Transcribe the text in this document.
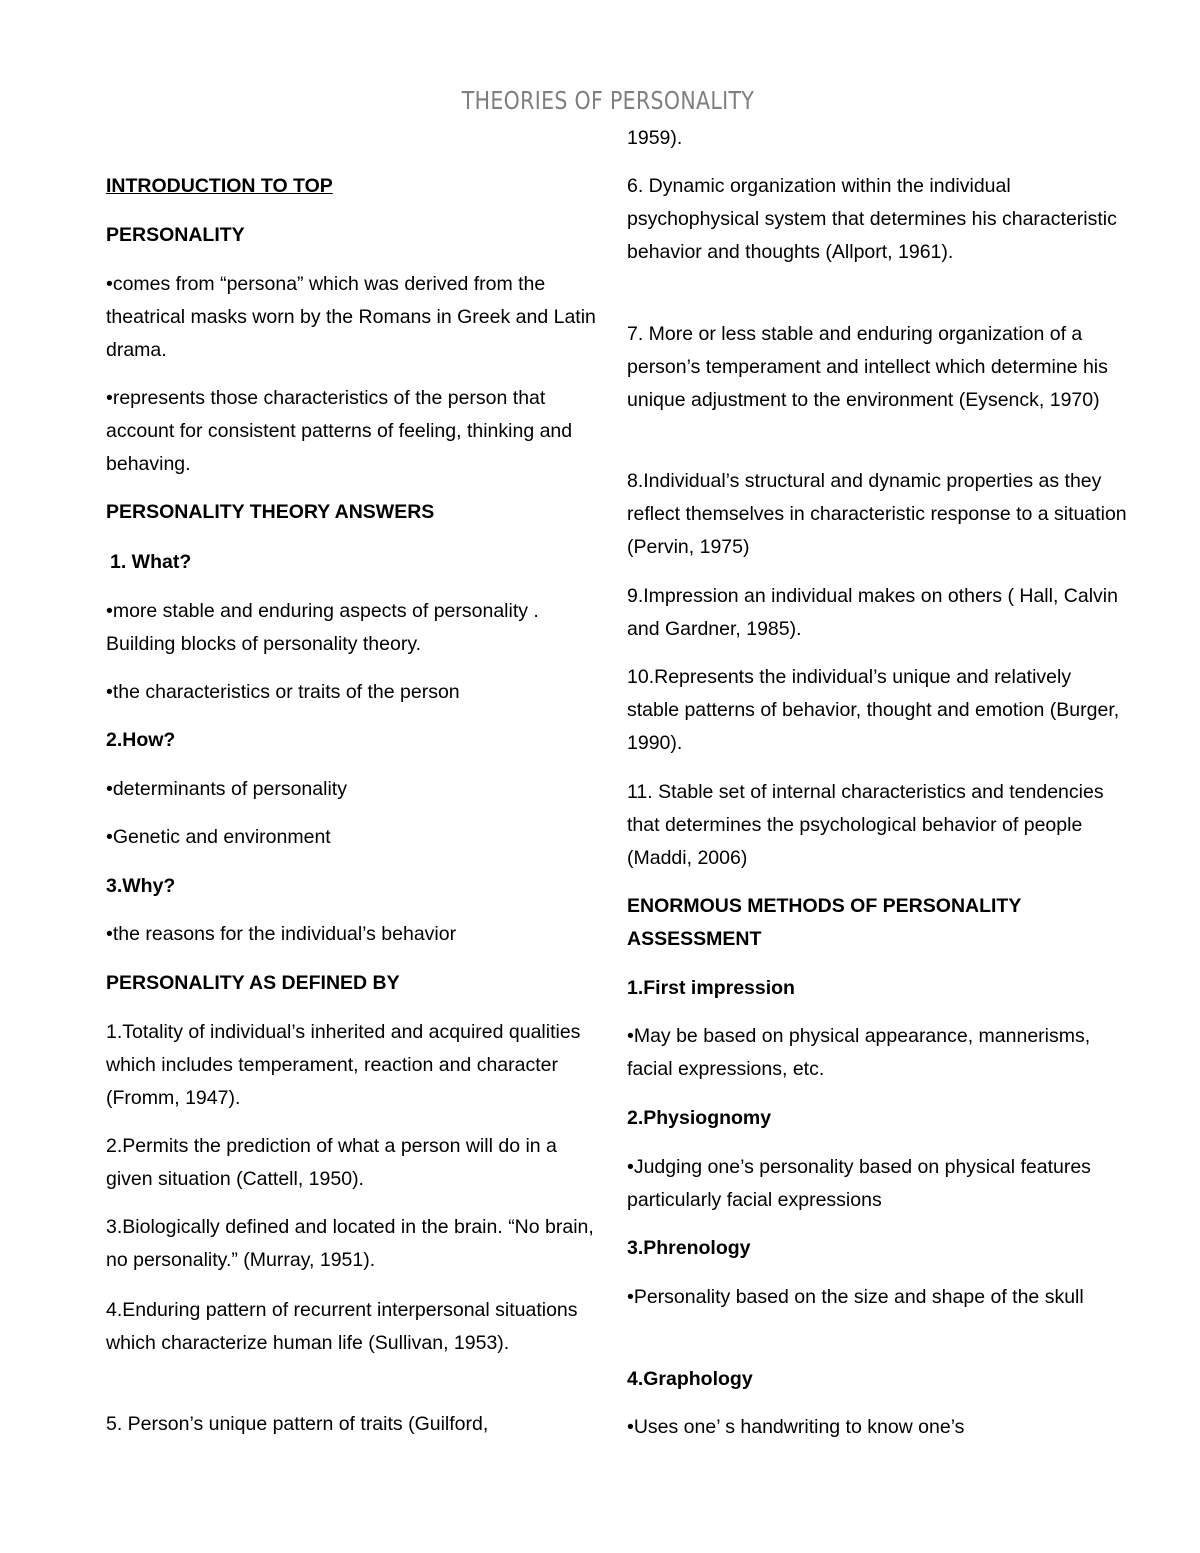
THEORIES OF PERSONALITY

INTRODUCTION TO TOP

PERSONALITY

•comes from “persona” which was derived from the theatrical masks worn by the Romans in Greek and Latin drama.

•represents those characteristics of the person that account for consistent patterns of feeling, thinking and behaving.

PERSONALITY THEORY ANSWERS

1. What?

•more stable and enduring aspects of personality . Building blocks of personality theory.

•the characteristics or traits of the person

2.How?

•determinants of personality

•Genetic and environment

3.Why?

•the reasons for the individual’s behavior

PERSONALITY AS DEFINED BY

1.Totality of individual’s inherited and acquired qualities which includes temperament, reaction and character (Fromm, 1947).

2.Permits the prediction of what a person will do in a given situation (Cattell, 1950).

3.Biologically defined and located in the brain. “No brain, no personality.” (Murray, 1951).

4.Enduring pattern of recurrent interpersonal situations which characterize human life (Sullivan, 1953).

5. Person’s unique pattern of traits (Guilford,

1959).

6. Dynamic organization within the individual psychophysical system that determines his characteristic behavior and thoughts (Allport, 1961).

7. More or less stable and enduring organization of a person’s temperament and intellect which determine his unique adjustment to the environment (Eysenck, 1970)

8.Individual’s structural and dynamic properties as they reflect themselves in characteristic response to a situation (Pervin, 1975)

9.Impression an individual makes on others ( Hall, Calvin and Gardner, 1985).

10.Represents the individual’s unique and relatively stable patterns of behavior, thought and emotion (Burger, 1990).

11. Stable set of internal characteristics and tendencies that determines the psychological behavior of people (Maddi, 2006)

ENORMOUS METHODS OF PERSONALITY ASSESSMENT

1.First impression

•May be based on physical appearance, mannerisms, facial expressions, etc.

2.Physiognomy

•Judging one’s personality based on physical features particularly facial expressions

3.Phrenology

•Personality based on the size and shape of the skull

4.Graphology

•Uses one’ s handwriting to know one’s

Problem to solve: Reproduce the records verbatim, omitting all images they contain.

Finished task:
Transcribe the text in this document.
THEORIES OF PERSONALITY

INTRODUCTION TO TOP

PERSONALITY

•comes from “persona” which was derived from the theatrical masks worn by the Romans in Greek and Latin drama.

•represents those characteristics of the person that account for consistent patterns of feeling, thinking and behaving.

PERSONALITY THEORY ANSWERS

1. What?

•more stable and enduring aspects of personality . Building blocks of personality theory.

•the characteristics or traits of the person

2.How?

•determinants of personality

•Genetic and environment

3.Why?

•the reasons for the individual’s behavior

PERSONALITY AS DEFINED BY

1.Totality of individual’s inherited and acquired qualities which includes temperament, reaction and character (Fromm, 1947).

2.Permits the prediction of what a person will do in a given situation (Cattell, 1950).

3.Biologically defined and located in the brain. “No brain, no personality.” (Murray, 1951).

4.Enduring pattern of recurrent interpersonal situations which characterize human life (Sullivan, 1953).

5. Person’s unique pattern of traits (Guilford,

1959).

6. Dynamic organization within the individual psychophysical system that determines his characteristic behavior and thoughts (Allport, 1961).

7. More or less stable and enduring organization of a person’s temperament and intellect which determine his unique adjustment to the environment (Eysenck, 1970)

8.Individual’s structural and dynamic properties as they reflect themselves in characteristic response to a situation (Pervin, 1975)

9.Impression an individual makes on others ( Hall, Calvin and Gardner, 1985).

10.Represents the individual’s unique and relatively stable patterns of behavior, thought and emotion (Burger, 1990).

11. Stable set of internal characteristics and tendencies that determines the psychological behavior of people (Maddi, 2006)

ENORMOUS METHODS OF PERSONALITY ASSESSMENT

1.First impression

•May be based on physical appearance, mannerisms, facial expressions, etc.

2.Physiognomy

•Judging one’s personality based on physical features particularly facial expressions

3.Phrenology

•Personality based on the size and shape of the skull

4.Graphology

•Uses one’ s handwriting to know one’s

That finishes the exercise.